* [TASK STATEMENT]:
Looking through the listing, how many of its lines hold the word "name"? Answer with only the number.

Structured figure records
»»
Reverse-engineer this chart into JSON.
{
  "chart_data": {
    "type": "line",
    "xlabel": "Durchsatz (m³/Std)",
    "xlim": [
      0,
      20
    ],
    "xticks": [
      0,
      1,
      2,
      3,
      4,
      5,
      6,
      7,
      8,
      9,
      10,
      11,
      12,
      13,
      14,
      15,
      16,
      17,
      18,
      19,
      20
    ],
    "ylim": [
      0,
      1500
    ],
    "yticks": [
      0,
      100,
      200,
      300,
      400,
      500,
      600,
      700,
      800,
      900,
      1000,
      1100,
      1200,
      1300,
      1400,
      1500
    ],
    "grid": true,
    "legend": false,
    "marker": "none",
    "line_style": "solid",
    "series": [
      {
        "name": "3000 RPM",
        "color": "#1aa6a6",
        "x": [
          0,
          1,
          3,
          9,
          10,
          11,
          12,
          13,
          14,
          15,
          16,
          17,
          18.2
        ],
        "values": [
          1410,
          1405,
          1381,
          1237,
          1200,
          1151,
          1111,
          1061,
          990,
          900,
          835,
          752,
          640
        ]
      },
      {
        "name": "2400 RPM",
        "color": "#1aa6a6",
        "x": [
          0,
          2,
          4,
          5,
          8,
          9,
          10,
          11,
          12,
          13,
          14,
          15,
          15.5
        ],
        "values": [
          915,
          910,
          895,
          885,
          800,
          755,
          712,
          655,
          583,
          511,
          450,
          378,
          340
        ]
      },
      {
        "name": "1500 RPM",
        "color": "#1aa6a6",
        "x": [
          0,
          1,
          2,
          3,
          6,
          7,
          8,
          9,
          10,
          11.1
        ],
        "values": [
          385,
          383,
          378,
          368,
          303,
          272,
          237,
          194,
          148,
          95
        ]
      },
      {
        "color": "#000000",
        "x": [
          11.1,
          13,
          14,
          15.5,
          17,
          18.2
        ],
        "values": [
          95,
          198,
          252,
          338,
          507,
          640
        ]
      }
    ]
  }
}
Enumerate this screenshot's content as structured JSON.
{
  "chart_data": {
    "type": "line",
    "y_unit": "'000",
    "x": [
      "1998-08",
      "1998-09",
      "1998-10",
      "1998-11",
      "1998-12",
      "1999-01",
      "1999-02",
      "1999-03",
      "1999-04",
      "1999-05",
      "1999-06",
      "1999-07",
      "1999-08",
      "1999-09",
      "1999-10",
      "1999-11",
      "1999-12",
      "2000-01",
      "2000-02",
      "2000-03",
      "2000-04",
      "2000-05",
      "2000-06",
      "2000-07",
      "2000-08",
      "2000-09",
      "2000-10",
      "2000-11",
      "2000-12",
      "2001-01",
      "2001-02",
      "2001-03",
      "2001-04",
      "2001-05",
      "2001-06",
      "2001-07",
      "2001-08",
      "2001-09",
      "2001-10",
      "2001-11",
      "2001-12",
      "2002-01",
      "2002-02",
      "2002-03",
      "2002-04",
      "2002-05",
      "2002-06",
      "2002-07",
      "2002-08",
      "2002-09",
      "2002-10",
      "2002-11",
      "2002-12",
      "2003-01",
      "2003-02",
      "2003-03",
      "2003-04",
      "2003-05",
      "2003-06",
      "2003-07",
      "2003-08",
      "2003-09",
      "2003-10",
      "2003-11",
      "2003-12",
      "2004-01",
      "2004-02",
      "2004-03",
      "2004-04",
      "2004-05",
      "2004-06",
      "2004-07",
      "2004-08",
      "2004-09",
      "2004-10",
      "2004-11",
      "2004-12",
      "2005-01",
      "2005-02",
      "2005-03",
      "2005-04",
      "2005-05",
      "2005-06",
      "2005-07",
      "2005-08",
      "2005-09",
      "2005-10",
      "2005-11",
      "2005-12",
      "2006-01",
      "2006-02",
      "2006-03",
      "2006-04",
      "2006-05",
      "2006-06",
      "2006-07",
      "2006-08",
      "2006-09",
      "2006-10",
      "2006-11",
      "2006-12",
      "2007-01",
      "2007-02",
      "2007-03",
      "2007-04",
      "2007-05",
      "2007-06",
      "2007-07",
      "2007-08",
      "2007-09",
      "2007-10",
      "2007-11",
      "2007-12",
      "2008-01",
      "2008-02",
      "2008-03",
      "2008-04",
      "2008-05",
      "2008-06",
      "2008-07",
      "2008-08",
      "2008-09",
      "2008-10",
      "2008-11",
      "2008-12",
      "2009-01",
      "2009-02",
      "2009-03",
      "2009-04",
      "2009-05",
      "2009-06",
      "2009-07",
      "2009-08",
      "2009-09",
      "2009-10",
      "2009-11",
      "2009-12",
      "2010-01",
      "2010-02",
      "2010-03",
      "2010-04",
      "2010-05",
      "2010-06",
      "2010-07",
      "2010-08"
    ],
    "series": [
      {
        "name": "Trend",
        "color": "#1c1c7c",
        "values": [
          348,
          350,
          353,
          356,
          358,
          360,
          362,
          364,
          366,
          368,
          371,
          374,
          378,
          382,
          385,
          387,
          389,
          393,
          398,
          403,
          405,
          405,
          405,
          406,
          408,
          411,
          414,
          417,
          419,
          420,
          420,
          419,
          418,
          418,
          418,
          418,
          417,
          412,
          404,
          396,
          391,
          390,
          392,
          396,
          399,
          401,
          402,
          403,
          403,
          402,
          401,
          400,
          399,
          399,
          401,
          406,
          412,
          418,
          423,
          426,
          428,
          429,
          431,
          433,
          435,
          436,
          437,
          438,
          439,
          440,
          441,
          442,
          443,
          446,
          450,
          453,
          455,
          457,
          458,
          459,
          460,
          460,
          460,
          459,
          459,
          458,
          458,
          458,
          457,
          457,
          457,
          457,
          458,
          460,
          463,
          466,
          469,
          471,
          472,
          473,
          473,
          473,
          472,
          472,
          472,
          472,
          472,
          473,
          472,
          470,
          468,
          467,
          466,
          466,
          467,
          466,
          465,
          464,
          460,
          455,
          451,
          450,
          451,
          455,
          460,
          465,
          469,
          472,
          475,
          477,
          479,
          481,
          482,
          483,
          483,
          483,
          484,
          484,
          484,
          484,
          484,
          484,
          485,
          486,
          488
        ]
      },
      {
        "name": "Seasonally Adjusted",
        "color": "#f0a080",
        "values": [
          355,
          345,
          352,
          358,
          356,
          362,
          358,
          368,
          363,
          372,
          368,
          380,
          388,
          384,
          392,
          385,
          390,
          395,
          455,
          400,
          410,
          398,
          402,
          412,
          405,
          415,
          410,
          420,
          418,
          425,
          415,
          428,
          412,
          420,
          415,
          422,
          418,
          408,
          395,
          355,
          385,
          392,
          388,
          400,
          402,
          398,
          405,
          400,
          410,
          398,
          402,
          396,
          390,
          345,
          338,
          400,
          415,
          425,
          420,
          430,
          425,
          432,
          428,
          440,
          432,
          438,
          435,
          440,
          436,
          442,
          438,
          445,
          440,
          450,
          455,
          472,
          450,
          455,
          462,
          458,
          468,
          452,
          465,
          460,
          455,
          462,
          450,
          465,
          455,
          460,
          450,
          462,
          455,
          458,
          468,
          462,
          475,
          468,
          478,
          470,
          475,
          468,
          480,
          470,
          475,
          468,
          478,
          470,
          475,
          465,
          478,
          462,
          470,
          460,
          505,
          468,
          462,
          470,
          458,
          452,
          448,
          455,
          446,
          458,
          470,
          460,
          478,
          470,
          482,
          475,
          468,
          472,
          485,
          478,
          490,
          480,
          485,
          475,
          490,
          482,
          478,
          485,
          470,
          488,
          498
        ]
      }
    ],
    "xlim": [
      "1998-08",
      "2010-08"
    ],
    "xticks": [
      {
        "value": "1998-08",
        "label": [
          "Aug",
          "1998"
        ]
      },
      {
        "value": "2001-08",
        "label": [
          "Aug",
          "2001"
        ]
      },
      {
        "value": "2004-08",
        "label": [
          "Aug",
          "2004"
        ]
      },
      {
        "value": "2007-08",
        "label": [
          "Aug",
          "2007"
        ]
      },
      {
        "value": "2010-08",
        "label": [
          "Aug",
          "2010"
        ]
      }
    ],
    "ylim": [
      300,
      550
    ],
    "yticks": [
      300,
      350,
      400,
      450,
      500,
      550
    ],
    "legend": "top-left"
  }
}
««
* [RESULT OF THE TASK]:
5